● **EXERCISE DIRECTIONS**:
Each line of the listing where the string "numero" appears is to be identified and copied.

··· EXCERPTED DATA ···

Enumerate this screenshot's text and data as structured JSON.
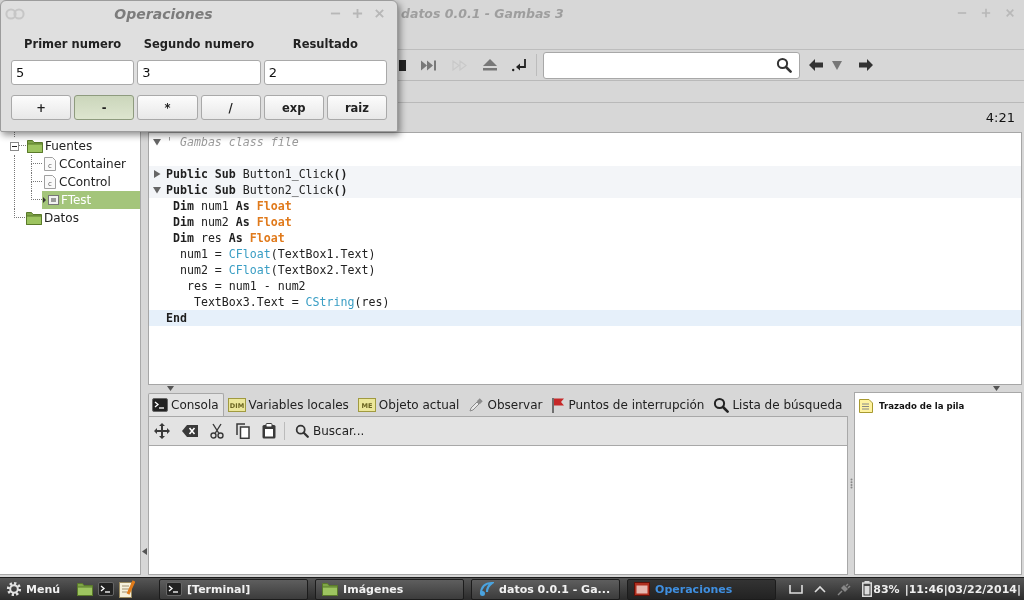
{
  "dialog": {
    "title": "Operaciones",
    "fields": [
      {
        "label": "Primer numero",
        "value": "5"
      },
      {
        "label": "Segundo numero",
        "value": "3"
      },
      {
        "label": "Resultado",
        "value": "2"
      }
    ],
    "buttons": [
      {
        "label": "+",
        "pressed": false
      },
      {
        "label": "-",
        "pressed": true
      },
      {
        "label": "*",
        "pressed": false
      },
      {
        "label": "/",
        "pressed": false
      },
      {
        "label": "exp",
        "pressed": false
      },
      {
        "label": "raiz",
        "pressed": false
      }
    ]
  },
  "main_window": {
    "title": "datos 0.0.1 - Gambas 3",
    "toolbar": {
      "buttons": [
        {
          "kind": "stop",
          "disabled": false
        },
        {
          "kind": "step",
          "disabled": false
        },
        {
          "kind": "forward",
          "disabled": true
        },
        {
          "kind": "eject",
          "disabled": false
        },
        {
          "kind": "return",
          "disabled": false
        }
      ],
      "navigation": [
        {
          "kind": "back"
        },
        {
          "kind": "history"
        },
        {
          "kind": "forward"
        }
      ]
    },
    "project_tree": {
      "items": [
        {
          "label": "Fuentes",
          "kind": "folder",
          "expanded": true,
          "selected": false,
          "children": [
            {
              "label": "CContainer",
              "kind": "class",
              "icon_label": "c",
              "selected": false
            },
            {
              "label": "CControl",
              "kind": "class",
              "icon_label": "c",
              "selected": false
            },
            {
              "label": "FTest",
              "kind": "form",
              "selected": true
            }
          ]
        },
        {
          "label": "Datos",
          "kind": "folder",
          "selected": false
        }
      ]
    },
    "editor": {
      "cursor_position": "4:21",
      "lines": [
        {
          "kind": "code",
          "expanded": true,
          "current": false,
          "tokens": [
            {
              "kind": "comment",
              "text": "' Gambas class file"
            }
          ]
        },
        {
          "kind": "blank",
          "current": false
        },
        {
          "kind": "procedure",
          "expanded": false,
          "current": false,
          "tokens": [
            {
              "kind": "keyword",
              "text": "Public Sub"
            },
            {
              "kind": "plain",
              "text": " Button1_Click"
            },
            {
              "kind": "symbol",
              "text": "()"
            }
          ]
        },
        {
          "kind": "procedure",
          "expanded": true,
          "current": false,
          "tokens": [
            {
              "kind": "keyword",
              "text": "Public Sub"
            },
            {
              "kind": "plain",
              "text": " Button2_Click"
            },
            {
              "kind": "symbol",
              "text": "()"
            }
          ]
        },
        {
          "kind": "code",
          "current": false,
          "tokens": [
            {
              "kind": "keyword",
              "text": " Dim"
            },
            {
              "kind": "plain",
              "text": " num1 "
            },
            {
              "kind": "keyword",
              "text": "As"
            },
            {
              "kind": "type",
              "text": " Float"
            }
          ]
        },
        {
          "kind": "code",
          "current": false,
          "tokens": [
            {
              "kind": "keyword",
              "text": " Dim"
            },
            {
              "kind": "plain",
              "text": " num2 "
            },
            {
              "kind": "keyword",
              "text": "As"
            },
            {
              "kind": "type",
              "text": " Float"
            }
          ]
        },
        {
          "kind": "code",
          "current": false,
          "tokens": [
            {
              "kind": "keyword",
              "text": " Dim"
            },
            {
              "kind": "plain",
              "text": " res "
            },
            {
              "kind": "keyword",
              "text": "As"
            },
            {
              "kind": "type",
              "text": " Float"
            }
          ]
        },
        {
          "kind": "code",
          "current": false,
          "tokens": [
            {
              "kind": "plain",
              "text": "  num1 = "
            },
            {
              "kind": "function",
              "text": "CFloat"
            },
            {
              "kind": "plain",
              "text": "(TextBox1.Text)"
            }
          ]
        },
        {
          "kind": "code",
          "current": false,
          "tokens": [
            {
              "kind": "plain",
              "text": "  num2 = "
            },
            {
              "kind": "function",
              "text": "CFloat"
            },
            {
              "kind": "plain",
              "text": "(TextBox2.Text)"
            }
          ]
        },
        {
          "kind": "code",
          "current": false,
          "tokens": [
            {
              "kind": "plain",
              "text": "   res = num1 - num2"
            }
          ]
        },
        {
          "kind": "code",
          "current": false,
          "tokens": [
            {
              "kind": "plain",
              "text": "    TextBox3.Text = "
            },
            {
              "kind": "function",
              "text": "CString"
            },
            {
              "kind": "plain",
              "text": "(res)"
            }
          ]
        },
        {
          "kind": "code",
          "current": true,
          "tokens": [
            {
              "kind": "keyword",
              "text": "End"
            }
          ]
        }
      ]
    },
    "debug_panel": {
      "tabs": [
        {
          "label": "Consola",
          "kind": "terminal",
          "selected": true
        },
        {
          "label": "Variables locales",
          "kind": "variables",
          "icon_label": "DIM",
          "selected": false
        },
        {
          "label": "Objeto actual",
          "kind": "object",
          "icon_label": "ME",
          "selected": false
        },
        {
          "label": "Observar",
          "kind": "watch",
          "selected": false
        },
        {
          "label": "Puntos de interrupción",
          "kind": "breakpoints",
          "selected": false
        },
        {
          "label": "Lista de búsqueda",
          "kind": "search",
          "selected": false
        }
      ],
      "console_tools": [
        {
          "kind": "move"
        },
        {
          "kind": "clear"
        },
        {
          "kind": "cut"
        },
        {
          "kind": "copy"
        },
        {
          "kind": "paste"
        }
      ],
      "find_button": {
        "label": "Buscar..."
      }
    },
    "stack_panel": {
      "title": "Trazado de la pila"
    }
  },
  "taskbar": {
    "menu_button": {
      "label": "Menú"
    },
    "launchers": [
      {
        "kind": "folder"
      },
      {
        "kind": "terminal"
      },
      {
        "kind": "editor"
      }
    ],
    "tasks": [
      {
        "label": "[Terminal]",
        "kind": "terminal",
        "selected": false
      },
      {
        "label": "Imágenes",
        "kind": "folder",
        "selected": false
      },
      {
        "label": "datos 0.0.1 - Ga...",
        "kind": "gambas",
        "selected": false
      },
      {
        "label": "Operaciones",
        "kind": "window",
        "selected": true
      }
    ],
    "tray": [
      {
        "kind": "desktop"
      },
      {
        "kind": "expand"
      },
      {
        "kind": "network"
      }
    ],
    "battery": "83%",
    "clock": "|11:46|03/22/2014|"
  }
}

···

● **RESULT OF THE TASK**:
        "label": "Primer numero",
        "label": "Segundo numero",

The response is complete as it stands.